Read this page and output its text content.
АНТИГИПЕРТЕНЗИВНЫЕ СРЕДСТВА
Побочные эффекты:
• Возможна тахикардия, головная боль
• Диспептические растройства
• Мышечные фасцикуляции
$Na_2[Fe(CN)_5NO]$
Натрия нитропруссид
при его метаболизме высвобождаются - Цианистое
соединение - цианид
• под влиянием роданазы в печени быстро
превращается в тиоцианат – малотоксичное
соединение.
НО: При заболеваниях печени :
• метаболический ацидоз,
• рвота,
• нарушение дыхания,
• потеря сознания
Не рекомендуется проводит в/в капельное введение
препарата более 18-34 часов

==========

Extract the entries above verbatim.

Read this page and output its text content.
АНТИГИПЕРТЕНЗИВНЫЕ СРЕДСТВА
Побочные эффекты:
• Возможна тахикардия, головная боль
• Диспептические растройства
• Мышечные фасцикуляции
$Na_2[Fe(CN)_5NO]$
Натрия нитропруссид
при его метаболизме высвобождаются - Цианистое
соединение - цианид
• под влиянием роданазы в печени быстро
превращается в тиоцианат – малотоксичное
соединение.
НО: При заболеваниях печени :
• метаболический ацидоз,
• рвота,
• нарушение дыхания,
• потеря сознания
Не рекомендуется проводит в/в капельное введение
препарата более 18-34 часов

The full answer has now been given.